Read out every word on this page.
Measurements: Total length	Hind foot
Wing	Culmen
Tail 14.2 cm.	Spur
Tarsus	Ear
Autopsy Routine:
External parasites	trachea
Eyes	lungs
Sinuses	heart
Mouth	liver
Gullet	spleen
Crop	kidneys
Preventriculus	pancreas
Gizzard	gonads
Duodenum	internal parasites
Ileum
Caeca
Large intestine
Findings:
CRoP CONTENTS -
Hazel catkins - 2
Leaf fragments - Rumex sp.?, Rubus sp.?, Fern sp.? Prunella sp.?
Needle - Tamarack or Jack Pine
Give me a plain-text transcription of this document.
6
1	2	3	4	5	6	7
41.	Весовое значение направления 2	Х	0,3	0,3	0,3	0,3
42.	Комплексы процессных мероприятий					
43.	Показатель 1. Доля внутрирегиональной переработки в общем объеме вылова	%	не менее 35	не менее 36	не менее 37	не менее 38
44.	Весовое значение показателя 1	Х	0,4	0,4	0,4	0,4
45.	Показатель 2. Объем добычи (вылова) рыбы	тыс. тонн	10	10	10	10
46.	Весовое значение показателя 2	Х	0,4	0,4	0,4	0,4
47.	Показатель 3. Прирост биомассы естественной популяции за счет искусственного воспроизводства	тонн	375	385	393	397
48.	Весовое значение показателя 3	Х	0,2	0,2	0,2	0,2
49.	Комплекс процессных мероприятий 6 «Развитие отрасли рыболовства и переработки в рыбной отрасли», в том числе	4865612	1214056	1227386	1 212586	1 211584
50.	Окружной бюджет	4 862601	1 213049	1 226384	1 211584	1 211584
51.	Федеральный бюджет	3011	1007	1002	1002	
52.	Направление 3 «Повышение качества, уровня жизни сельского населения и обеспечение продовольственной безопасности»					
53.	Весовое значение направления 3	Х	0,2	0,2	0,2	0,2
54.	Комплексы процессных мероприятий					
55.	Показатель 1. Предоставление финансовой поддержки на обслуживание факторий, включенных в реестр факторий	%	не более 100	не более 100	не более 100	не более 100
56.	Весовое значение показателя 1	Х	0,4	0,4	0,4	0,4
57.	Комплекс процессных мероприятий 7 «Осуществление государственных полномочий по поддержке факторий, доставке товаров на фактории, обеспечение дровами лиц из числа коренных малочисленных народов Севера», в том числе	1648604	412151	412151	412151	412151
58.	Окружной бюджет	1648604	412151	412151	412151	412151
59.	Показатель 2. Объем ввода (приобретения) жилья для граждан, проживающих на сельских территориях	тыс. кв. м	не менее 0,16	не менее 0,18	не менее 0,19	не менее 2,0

• [The problem]:
Repeat the material above in full, exactly as it stands.

• [Worked solution]:
Read out every word on this page.
Measurements: Total length	Hind foot
Wing	Culmen
Tail 14.2 cm.	Spur
Tarsus	Ear
Autopsy Routine:
External parasites	trachea
Eyes	lungs
Sinuses	heart
Mouth	liver
Gullet	spleen
Crop	kidneys
Preventriculus	pancreas
Gizzard	gonads
Duodenum	internal parasites
Ileum
Caeca
Large intestine
Findings:
CRoP CONTENTS -
Hazel catkins - 2
Leaf fragments - Rumex sp.?, Rubus sp.?, Fern sp.? Prunella sp.?
Needle - Tamarack or Jack Pine
Give me a plain-text transcription of this document.
6
1	2	3	4	5	6	7
41.	Весовое значение направления 2	Х	0,3	0,3	0,3	0,3
42.	Комплексы процессных мероприятий					
43.	Показатель 1. Доля внутрирегиональной переработки в общем объеме вылова	%	не менее 35	не менее 36	не менее 37	не менее 38
44.	Весовое значение показателя 1	Х	0,4	0,4	0,4	0,4
45.	Показатель 2. Объем добычи (вылова) рыбы	тыс. тонн	10	10	10	10
46.	Весовое значение показателя 2	Х	0,4	0,4	0,4	0,4
47.	Показатель 3. Прирост биомассы естественной популяции за счет искусственного воспроизводства	тонн	375	385	393	397
48.	Весовое значение показателя 3	Х	0,2	0,2	0,2	0,2
49.	Комплекс процессных мероприятий 6 «Развитие отрасли рыболовства и переработки в рыбной отрасли», в том числе	4865612	1214056	1227386	1 212586	1 211584
50.	Окружной бюджет	4 862601	1 213049	1 226384	1 211584	1 211584
51.	Федеральный бюджет	3011	1007	1002	1002	
52.	Направление 3 «Повышение качества, уровня жизни сельского населения и обеспечение продовольственной безопасности»					
53.	Весовое значение направления 3	Х	0,2	0,2	0,2	0,2
54.	Комплексы процессных мероприятий					
55.	Показатель 1. Предоставление финансовой поддержки на обслуживание факторий, включенных в реестр факторий	%	не более 100	не более 100	не более 100	не более 100
56.	Весовое значение показателя 1	Х	0,4	0,4	0,4	0,4
57.	Комплекс процессных мероприятий 7 «Осуществление государственных полномочий по поддержке факторий, доставке товаров на фактории, обеспечение дровами лиц из числа коренных малочисленных народов Севера», в том числе	1648604	412151	412151	412151	412151
58.	Окружной бюджет	1648604	412151	412151	412151	412151
59.	Показатель 2. Объем ввода (приобретения) жилья для граждан, проживающих на сельских территориях	тыс. кв. м	не менее 0,16	не менее 0,18	не менее 0,19	не менее 2,0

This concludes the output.